• **Material to process**
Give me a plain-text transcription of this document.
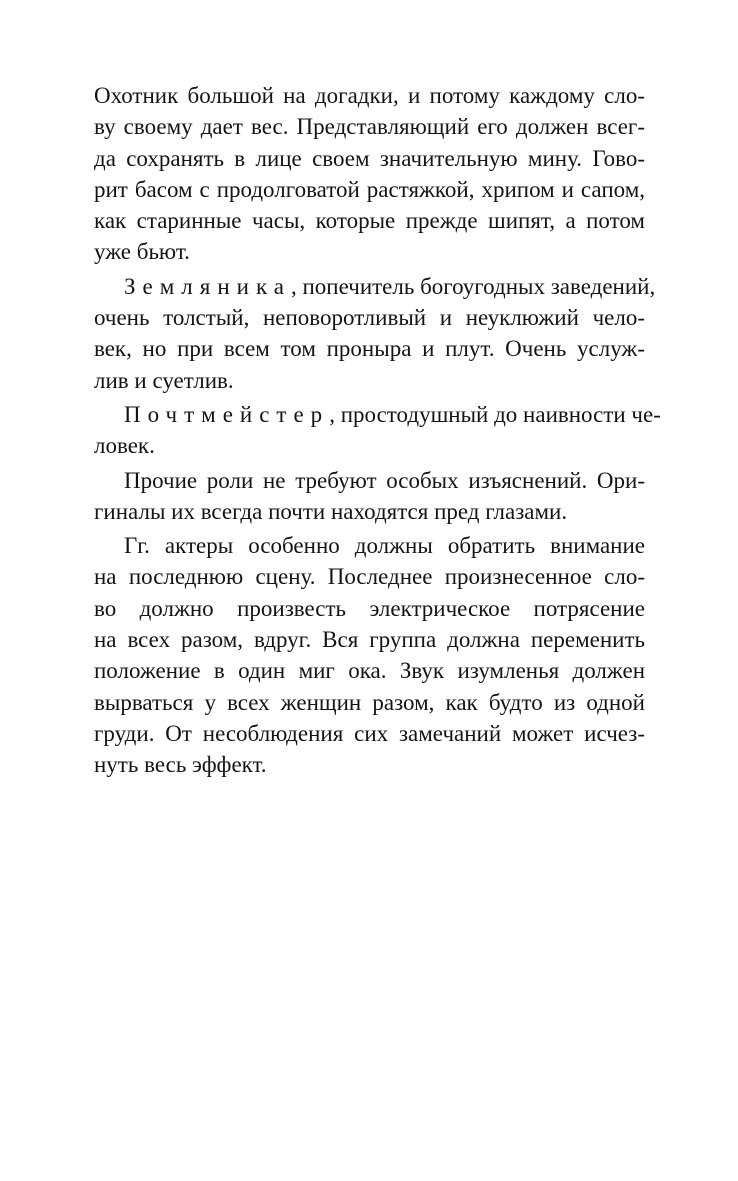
Охотник большой на догадки, и потому каждому сло-
ву своему дает вес. Представляющий его должен всег-
да сохранять в лице своем значительную мину. Гово-
рит басом с продолговатой растяжкой, хрипом и сапом,
как старинные часы, которые прежде шипят, а потом
уже бьют.
Земляника, попечитель богоугодных заведений,
очень толстый, неповоротливый и неуклюжий чело-
век, но при всем том пронырa и плут. Очень услуж-
лив и суетлив.
Почтмейстер, простодушный до наивности че-
ловек.
Прочие роли не требуют особых изъяснений. Ори-
гиналы их всегда почти находятся пред глазами.
Гг. актеры особенно должны обратить внимание
на последнюю сцену. Последнее произнесенное сло-
во должно произвесть электрическое потрясение
на всех разом, вдруг. Вся группа должна переменить
положение в один миг ока. Звук изумленья должен
вырваться у всех женщин разом, как будто из одной
груди. От несоблюдения сих замечаний может исчез-
нуть весь эффект.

• **Exercise goal**
Copy out every line with the word "разом".

• **Solution**
на всех разом, вдруг. Вся группа должна переменить
вырваться у всех женщин разом, как будто из одной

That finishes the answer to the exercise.